Dataset excerpts

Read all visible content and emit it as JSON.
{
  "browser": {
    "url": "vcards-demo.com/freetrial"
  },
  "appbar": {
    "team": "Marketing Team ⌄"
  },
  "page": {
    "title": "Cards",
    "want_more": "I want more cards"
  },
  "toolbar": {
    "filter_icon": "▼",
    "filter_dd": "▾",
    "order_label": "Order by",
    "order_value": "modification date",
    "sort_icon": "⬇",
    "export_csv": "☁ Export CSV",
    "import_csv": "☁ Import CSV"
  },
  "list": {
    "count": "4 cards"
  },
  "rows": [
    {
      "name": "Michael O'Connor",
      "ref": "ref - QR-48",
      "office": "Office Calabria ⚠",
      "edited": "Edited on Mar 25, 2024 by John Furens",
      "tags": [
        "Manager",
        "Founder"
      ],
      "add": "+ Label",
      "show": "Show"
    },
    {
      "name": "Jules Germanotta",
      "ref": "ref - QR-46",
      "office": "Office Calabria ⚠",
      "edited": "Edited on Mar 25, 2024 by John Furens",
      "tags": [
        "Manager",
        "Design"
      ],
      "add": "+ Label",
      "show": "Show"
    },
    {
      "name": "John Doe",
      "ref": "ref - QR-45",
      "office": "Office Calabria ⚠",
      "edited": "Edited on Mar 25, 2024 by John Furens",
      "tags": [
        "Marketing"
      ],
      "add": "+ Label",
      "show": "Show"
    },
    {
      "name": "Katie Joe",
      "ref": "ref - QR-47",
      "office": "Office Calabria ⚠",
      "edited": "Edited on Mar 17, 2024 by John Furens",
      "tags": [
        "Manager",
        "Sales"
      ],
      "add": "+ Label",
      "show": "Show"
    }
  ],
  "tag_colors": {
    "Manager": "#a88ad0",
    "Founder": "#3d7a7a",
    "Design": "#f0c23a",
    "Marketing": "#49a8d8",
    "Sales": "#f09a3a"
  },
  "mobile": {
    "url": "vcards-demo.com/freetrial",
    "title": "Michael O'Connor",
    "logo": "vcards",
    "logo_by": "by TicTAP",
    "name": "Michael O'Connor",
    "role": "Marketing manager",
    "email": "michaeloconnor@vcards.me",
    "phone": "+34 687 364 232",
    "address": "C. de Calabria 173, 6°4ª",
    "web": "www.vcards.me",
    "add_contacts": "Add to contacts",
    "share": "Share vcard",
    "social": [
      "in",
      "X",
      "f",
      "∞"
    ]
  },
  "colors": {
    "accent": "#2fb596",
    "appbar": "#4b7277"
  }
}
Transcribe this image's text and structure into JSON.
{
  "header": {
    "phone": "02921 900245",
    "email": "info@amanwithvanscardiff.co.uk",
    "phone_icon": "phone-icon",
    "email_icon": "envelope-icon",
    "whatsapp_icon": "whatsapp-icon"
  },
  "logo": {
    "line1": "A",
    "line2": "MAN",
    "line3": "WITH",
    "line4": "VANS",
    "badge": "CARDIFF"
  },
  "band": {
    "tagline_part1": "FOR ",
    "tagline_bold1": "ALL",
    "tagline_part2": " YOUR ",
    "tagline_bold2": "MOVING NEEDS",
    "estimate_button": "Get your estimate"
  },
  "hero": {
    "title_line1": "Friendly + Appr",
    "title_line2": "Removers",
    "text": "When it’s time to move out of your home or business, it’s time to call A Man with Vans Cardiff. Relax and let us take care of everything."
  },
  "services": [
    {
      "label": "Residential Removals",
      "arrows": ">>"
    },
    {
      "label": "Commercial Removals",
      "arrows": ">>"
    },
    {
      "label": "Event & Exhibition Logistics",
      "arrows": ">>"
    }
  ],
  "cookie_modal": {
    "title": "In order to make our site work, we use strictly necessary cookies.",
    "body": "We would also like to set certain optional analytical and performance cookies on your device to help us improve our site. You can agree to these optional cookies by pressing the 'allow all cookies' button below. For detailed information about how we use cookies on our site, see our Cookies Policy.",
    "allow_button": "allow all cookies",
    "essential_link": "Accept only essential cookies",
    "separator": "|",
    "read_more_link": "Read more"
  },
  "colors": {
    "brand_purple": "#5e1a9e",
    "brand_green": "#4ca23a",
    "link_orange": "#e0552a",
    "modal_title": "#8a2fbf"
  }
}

_Exercise requirements:_ Take every line above carrying "site" and return it.

_Answer to the task:_
    "title": "In order to make our site work, we use strictly necessary cookies.",
    "body": "We would also like to set certain optional analytical and performance cookies on your device to help us improve our site. You can agree to these optional cookies by pressing the 'allow all cookies' button below. For detailed information about how we use cookies on our site, see our Cookies Policy.",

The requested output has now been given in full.